— What you will do —
Repeat the listing in full. Nothing may be added or left out.

(Dataset records)

_ _ _ _ _ _ _

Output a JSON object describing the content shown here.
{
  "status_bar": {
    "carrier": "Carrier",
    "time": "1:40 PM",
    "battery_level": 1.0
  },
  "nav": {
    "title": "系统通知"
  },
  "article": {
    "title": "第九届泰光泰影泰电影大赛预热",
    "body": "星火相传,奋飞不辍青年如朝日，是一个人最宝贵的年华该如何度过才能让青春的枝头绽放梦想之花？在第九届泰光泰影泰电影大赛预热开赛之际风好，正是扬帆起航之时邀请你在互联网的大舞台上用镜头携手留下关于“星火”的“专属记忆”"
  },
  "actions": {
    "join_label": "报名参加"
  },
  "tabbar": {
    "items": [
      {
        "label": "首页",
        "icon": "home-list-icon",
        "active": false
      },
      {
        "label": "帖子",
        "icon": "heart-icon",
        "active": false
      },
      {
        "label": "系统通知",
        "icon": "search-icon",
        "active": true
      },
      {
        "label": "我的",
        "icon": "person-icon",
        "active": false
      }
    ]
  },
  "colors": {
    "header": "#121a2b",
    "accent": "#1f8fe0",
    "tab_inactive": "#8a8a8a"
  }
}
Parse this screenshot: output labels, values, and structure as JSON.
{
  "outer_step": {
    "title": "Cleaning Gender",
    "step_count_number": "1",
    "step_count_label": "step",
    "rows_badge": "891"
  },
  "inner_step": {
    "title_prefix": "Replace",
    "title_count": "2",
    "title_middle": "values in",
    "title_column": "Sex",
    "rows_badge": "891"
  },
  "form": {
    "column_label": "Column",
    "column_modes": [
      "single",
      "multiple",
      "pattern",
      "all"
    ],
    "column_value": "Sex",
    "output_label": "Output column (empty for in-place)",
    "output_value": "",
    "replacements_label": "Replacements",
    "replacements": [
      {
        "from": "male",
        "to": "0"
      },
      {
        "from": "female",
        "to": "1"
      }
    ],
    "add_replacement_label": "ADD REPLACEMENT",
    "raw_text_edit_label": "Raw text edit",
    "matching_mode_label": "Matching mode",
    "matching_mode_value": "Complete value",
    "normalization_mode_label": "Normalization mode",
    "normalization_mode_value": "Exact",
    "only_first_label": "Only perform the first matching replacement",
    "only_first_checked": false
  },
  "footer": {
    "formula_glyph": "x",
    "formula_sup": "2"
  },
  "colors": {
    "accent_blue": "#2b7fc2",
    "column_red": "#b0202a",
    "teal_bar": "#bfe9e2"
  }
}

_ _ _ _ _ _ _

— Response to this task —
Output a JSON object describing the content shown here.
{
  "status_bar": {
    "carrier": "Carrier",
    "time": "1:40 PM",
    "battery_level": 1.0
  },
  "nav": {
    "title": "系统通知"
  },
  "article": {
    "title": "第九届泰光泰影泰电影大赛预热",
    "body": "星火相传,奋飞不辍青年如朝日，是一个人最宝贵的年华该如何度过才能让青春的枝头绽放梦想之花？在第九届泰光泰影泰电影大赛预热开赛之际风好，正是扬帆起航之时邀请你在互联网的大舞台上用镜头携手留下关于“星火”的“专属记忆”"
  },
  "actions": {
    "join_label": "报名参加"
  },
  "tabbar": {
    "items": [
      {
        "label": "首页",
        "icon": "home-list-icon",
        "active": false
      },
      {
        "label": "帖子",
        "icon": "heart-icon",
        "active": false
      },
      {
        "label": "系统通知",
        "icon": "search-icon",
        "active": true
      },
      {
        "label": "我的",
        "icon": "person-icon",
        "active": false
      }
    ]
  },
  "colors": {
    "header": "#121a2b",
    "accent": "#1f8fe0",
    "tab_inactive": "#8a8a8a"
  }
}
Parse this screenshot: output labels, values, and structure as JSON.
{
  "outer_step": {
    "title": "Cleaning Gender",
    "step_count_number": "1",
    "step_count_label": "step",
    "rows_badge": "891"
  },
  "inner_step": {
    "title_prefix": "Replace",
    "title_count": "2",
    "title_middle": "values in",
    "title_column": "Sex",
    "rows_badge": "891"
  },
  "form": {
    "column_label": "Column",
    "column_modes": [
      "single",
      "multiple",
      "pattern",
      "all"
    ],
    "column_value": "Sex",
    "output_label": "Output column (empty for in-place)",
    "output_value": "",
    "replacements_label": "Replacements",
    "replacements": [
      {
        "from": "male",
        "to": "0"
      },
      {
        "from": "female",
        "to": "1"
      }
    ],
    "add_replacement_label": "ADD REPLACEMENT",
    "raw_text_edit_label": "Raw text edit",
    "matching_mode_label": "Matching mode",
    "matching_mode_value": "Complete value",
    "normalization_mode_label": "Normalization mode",
    "normalization_mode_value": "Exact",
    "only_first_label": "Only perform the first matching replacement",
    "only_first_checked": false
  },
  "footer": {
    "formula_glyph": "x",
    "formula_sup": "2"
  },
  "colors": {
    "accent_blue": "#2b7fc2",
    "column_red": "#b0202a",
    "teal_bar": "#bfe9e2"
  }
}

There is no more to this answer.